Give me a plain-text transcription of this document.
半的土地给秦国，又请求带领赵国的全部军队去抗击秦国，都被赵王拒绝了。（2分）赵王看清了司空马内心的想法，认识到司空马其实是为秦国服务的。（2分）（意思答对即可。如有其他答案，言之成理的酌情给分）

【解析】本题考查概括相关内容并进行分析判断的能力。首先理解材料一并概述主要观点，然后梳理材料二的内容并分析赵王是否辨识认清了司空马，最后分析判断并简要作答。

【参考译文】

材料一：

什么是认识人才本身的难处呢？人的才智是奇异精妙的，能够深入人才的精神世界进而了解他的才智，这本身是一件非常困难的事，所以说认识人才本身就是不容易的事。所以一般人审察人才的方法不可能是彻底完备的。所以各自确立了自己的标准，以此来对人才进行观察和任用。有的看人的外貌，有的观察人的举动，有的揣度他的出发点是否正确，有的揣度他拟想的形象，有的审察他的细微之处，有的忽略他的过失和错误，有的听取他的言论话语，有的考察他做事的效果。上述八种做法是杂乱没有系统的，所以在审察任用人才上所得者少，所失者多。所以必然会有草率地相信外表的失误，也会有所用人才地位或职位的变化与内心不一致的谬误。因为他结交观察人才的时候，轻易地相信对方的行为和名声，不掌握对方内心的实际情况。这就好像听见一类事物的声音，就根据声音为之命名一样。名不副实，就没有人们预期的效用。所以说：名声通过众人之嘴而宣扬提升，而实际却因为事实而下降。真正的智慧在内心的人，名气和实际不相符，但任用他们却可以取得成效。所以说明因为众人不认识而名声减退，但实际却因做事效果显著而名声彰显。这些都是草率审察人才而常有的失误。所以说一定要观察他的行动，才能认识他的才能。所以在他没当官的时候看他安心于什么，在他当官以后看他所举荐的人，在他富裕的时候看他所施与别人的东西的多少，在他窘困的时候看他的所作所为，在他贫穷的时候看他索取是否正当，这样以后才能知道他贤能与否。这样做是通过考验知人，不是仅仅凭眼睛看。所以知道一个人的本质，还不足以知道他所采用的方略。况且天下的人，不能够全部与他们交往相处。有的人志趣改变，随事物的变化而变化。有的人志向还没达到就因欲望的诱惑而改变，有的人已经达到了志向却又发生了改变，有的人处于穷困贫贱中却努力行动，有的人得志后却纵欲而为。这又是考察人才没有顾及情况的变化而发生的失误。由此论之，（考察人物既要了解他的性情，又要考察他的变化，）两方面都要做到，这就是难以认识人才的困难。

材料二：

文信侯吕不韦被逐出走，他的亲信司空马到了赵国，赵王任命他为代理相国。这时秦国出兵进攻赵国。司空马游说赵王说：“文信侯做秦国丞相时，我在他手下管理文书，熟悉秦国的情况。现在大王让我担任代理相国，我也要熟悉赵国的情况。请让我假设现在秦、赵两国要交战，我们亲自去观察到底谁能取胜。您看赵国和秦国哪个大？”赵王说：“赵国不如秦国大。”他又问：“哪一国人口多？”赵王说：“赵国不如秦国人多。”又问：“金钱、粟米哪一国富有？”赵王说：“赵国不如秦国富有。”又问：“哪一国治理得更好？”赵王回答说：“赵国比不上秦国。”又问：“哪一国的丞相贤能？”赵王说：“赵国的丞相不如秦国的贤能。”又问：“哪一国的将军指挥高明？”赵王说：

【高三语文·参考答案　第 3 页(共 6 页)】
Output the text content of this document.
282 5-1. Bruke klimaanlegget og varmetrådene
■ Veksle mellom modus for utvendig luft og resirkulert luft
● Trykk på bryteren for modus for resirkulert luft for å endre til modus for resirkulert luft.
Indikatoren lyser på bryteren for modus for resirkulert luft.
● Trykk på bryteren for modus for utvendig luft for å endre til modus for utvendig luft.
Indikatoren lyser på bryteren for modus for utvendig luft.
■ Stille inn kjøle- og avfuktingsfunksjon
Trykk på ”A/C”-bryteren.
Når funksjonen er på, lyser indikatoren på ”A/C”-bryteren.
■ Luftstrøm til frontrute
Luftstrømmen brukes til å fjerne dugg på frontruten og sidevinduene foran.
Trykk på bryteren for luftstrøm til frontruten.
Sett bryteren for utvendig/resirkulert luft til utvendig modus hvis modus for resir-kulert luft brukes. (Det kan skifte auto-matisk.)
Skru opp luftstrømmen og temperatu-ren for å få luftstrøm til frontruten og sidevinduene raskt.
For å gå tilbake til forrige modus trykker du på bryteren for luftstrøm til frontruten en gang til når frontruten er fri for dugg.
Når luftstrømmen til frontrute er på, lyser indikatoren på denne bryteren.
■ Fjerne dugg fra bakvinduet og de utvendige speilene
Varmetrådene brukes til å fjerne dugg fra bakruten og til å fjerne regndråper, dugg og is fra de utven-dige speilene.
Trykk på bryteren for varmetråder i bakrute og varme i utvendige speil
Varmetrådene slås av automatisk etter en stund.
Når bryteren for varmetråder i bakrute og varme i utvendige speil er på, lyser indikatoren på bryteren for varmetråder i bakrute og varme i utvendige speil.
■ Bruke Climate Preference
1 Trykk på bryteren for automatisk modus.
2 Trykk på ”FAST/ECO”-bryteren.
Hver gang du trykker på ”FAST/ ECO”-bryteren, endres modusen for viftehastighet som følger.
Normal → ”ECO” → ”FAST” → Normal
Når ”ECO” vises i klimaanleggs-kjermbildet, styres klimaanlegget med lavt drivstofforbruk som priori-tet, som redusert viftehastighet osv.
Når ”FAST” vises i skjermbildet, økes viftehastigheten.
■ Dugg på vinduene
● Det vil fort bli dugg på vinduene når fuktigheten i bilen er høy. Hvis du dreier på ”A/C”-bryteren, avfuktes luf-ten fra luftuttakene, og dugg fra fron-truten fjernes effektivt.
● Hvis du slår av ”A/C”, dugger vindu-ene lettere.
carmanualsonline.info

- _Problem statement_:
Give the number of lines in the records above that contain the word "klimaanlegget". Reply with that number alone.

- _Reply_:
2